- _Stated problem_
Copy out the lines that include the word "yyyy".

▬▬▬

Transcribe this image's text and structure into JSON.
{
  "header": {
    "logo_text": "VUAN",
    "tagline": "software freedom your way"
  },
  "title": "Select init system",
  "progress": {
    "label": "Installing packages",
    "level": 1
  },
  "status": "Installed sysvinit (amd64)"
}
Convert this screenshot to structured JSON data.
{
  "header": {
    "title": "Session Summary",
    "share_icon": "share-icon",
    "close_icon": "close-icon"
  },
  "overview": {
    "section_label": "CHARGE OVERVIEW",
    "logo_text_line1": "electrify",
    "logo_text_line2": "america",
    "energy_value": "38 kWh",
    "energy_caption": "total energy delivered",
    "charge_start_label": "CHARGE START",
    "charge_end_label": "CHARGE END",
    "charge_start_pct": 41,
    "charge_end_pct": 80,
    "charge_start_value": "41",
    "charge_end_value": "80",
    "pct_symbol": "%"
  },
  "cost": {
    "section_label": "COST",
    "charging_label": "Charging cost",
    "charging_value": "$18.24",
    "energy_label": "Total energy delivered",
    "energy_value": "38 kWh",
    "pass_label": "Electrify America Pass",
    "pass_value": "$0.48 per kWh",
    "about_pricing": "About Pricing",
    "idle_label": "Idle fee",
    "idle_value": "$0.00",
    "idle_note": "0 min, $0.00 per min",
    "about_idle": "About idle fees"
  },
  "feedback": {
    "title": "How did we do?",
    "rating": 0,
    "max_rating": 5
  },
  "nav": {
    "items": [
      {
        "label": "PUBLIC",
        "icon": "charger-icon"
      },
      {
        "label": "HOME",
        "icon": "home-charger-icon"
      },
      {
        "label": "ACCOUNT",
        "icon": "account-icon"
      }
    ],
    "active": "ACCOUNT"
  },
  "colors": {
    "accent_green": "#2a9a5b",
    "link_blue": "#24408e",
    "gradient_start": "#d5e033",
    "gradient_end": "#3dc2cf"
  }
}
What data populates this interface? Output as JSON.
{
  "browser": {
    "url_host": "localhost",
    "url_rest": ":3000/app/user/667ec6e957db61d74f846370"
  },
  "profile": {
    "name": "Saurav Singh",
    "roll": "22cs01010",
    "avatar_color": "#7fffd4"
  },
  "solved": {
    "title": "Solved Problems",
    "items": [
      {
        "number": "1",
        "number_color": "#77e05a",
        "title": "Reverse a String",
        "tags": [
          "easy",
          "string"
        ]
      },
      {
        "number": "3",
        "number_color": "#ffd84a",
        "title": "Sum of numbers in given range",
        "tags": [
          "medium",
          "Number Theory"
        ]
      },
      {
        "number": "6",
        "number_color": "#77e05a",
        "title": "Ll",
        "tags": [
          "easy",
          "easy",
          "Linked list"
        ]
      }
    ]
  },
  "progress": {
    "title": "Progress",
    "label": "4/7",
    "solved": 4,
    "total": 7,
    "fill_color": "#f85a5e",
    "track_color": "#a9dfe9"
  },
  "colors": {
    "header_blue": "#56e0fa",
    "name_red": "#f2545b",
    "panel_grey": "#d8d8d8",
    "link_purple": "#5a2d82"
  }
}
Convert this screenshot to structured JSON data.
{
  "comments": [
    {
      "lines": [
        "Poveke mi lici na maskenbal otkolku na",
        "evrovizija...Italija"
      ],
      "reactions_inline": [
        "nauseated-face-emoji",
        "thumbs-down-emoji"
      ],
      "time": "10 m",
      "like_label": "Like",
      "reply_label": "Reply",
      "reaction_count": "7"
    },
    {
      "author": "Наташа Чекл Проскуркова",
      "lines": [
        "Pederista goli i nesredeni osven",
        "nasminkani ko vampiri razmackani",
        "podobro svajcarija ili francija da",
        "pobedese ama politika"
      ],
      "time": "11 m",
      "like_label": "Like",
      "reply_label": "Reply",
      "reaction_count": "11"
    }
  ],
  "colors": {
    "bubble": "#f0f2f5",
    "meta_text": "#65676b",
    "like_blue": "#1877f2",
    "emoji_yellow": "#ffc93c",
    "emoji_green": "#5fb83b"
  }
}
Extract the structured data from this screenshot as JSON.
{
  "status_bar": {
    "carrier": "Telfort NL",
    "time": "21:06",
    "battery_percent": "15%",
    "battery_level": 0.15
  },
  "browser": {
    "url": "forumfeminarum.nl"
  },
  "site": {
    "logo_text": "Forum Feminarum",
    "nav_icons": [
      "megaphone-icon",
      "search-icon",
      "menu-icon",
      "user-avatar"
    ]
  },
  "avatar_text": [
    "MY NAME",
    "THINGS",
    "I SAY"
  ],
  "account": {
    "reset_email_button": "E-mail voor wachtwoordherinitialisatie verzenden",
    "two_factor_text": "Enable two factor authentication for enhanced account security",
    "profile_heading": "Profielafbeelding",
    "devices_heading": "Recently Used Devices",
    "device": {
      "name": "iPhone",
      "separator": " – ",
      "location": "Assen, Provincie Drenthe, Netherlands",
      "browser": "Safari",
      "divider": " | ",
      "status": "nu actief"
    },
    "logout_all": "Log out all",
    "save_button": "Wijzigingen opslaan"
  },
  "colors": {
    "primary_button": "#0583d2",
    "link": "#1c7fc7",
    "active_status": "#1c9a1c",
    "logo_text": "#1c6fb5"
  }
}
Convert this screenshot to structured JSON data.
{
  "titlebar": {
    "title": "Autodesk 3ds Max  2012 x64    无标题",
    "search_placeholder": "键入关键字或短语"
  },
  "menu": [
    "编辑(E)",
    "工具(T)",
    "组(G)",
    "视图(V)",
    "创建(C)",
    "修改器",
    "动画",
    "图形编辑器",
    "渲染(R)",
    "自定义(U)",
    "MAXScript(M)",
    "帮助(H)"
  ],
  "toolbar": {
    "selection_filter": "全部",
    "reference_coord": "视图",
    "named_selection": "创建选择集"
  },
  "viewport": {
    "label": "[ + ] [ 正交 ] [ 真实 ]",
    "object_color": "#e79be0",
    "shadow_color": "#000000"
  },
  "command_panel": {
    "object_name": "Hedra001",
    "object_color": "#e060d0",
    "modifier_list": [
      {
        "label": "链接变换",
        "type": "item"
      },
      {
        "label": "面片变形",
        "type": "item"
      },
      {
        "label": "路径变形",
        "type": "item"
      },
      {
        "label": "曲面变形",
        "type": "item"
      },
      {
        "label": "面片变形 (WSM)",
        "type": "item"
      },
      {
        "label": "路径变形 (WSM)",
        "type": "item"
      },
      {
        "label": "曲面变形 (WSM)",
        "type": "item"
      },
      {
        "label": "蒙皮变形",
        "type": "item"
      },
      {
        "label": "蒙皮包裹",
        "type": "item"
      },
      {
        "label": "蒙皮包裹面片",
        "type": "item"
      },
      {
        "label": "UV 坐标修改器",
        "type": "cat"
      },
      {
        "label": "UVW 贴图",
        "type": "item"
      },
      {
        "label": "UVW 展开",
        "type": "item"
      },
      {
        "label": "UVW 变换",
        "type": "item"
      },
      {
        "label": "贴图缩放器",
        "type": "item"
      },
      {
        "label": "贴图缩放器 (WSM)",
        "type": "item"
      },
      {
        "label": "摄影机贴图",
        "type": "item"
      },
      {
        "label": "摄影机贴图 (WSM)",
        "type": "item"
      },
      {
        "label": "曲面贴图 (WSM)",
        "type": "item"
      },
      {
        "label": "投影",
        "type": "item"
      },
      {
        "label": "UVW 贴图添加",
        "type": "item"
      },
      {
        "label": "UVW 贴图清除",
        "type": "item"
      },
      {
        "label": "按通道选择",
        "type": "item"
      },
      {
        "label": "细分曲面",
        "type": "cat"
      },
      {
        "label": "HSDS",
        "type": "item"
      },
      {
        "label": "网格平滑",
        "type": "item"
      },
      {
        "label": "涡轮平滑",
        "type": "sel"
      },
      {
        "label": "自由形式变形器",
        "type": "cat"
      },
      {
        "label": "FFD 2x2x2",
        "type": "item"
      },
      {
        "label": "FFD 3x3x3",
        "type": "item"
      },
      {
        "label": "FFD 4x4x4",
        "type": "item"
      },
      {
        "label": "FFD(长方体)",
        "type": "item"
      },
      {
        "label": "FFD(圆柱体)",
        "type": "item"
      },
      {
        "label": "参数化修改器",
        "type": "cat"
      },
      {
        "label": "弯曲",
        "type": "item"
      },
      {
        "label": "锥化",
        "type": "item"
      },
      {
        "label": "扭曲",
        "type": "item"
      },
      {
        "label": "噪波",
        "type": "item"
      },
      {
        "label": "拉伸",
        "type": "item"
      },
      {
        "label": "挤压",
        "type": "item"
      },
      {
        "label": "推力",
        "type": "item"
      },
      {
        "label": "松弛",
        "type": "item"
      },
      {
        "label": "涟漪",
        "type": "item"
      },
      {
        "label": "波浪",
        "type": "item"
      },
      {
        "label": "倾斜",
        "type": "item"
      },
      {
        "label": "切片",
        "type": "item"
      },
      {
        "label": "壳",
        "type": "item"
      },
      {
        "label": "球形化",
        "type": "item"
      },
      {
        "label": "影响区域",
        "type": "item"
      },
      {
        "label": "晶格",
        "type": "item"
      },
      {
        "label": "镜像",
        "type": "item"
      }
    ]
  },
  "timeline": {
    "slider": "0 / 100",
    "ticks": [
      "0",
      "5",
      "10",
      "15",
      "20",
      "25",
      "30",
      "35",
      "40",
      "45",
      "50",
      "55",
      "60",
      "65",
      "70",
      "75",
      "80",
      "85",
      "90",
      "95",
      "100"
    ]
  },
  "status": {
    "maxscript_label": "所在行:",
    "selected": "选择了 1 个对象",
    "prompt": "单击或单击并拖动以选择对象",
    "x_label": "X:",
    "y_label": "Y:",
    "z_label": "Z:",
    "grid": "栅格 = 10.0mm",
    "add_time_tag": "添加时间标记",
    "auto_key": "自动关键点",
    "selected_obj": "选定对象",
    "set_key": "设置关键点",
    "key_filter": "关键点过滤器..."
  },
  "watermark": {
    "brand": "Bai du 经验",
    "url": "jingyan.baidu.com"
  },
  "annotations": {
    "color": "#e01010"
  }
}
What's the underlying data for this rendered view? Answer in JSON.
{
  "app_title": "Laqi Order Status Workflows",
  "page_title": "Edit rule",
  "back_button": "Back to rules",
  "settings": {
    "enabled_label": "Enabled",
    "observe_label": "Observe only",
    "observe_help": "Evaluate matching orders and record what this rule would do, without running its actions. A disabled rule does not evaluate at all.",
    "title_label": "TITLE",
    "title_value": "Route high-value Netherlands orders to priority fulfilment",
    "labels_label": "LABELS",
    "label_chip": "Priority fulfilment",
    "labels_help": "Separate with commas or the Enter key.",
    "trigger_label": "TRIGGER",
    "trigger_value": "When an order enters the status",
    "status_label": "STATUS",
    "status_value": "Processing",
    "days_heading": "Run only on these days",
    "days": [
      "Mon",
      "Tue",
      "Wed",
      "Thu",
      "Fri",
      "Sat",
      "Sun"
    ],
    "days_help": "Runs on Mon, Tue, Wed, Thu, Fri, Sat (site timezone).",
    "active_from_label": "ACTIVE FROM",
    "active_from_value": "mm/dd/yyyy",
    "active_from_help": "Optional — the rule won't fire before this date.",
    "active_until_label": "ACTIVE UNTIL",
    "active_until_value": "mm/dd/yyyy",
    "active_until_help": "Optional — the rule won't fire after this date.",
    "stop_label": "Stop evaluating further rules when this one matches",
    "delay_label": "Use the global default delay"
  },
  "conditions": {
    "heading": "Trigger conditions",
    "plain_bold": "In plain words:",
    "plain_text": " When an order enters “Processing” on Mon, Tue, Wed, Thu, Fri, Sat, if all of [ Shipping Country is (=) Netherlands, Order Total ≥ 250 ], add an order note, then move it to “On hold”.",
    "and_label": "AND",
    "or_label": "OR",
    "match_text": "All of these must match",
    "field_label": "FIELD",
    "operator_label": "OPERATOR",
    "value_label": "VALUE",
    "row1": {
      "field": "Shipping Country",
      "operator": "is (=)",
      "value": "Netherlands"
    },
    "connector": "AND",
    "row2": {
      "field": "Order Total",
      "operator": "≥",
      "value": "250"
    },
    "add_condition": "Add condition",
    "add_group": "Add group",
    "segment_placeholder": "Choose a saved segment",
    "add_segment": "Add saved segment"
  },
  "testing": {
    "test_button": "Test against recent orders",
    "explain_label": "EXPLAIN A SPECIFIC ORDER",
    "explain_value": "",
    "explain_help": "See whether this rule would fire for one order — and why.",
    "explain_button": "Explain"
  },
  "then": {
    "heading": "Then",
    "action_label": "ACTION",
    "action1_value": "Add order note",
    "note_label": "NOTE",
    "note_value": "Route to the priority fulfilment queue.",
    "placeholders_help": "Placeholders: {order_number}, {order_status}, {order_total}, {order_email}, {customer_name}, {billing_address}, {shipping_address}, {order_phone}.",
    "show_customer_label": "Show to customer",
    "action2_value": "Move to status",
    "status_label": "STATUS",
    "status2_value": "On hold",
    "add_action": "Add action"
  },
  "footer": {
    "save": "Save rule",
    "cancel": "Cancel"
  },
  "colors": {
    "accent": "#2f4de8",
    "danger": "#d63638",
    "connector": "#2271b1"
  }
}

▬▬▬

- _Response to this exercise_
    "active_from_value": "mm/dd/yyyy",
    "active_until_value": "mm/dd/yyyy",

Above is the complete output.